PROBLEM DETAILS
Find each line containing the string "Дошкольная". Copy it.

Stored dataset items

________________

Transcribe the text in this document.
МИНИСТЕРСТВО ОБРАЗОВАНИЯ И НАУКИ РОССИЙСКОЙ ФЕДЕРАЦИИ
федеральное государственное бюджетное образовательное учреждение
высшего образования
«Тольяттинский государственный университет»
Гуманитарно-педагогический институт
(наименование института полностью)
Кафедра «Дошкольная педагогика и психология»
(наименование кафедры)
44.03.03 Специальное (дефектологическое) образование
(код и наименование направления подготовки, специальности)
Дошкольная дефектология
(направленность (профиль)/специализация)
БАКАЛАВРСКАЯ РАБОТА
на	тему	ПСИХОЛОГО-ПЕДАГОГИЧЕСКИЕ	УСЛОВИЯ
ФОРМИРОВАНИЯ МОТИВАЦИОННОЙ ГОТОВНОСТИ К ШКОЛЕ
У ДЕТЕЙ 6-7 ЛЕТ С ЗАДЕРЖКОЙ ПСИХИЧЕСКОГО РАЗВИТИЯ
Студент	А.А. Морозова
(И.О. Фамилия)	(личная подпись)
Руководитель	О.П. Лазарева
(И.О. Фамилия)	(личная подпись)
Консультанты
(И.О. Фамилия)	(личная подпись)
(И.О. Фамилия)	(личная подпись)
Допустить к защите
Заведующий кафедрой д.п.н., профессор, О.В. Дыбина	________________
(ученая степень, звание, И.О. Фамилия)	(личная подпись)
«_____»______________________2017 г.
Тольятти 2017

________________

TASK RESPONSE
Кафедра «Дошкольная педагогика и психология»
Дошкольная дефектология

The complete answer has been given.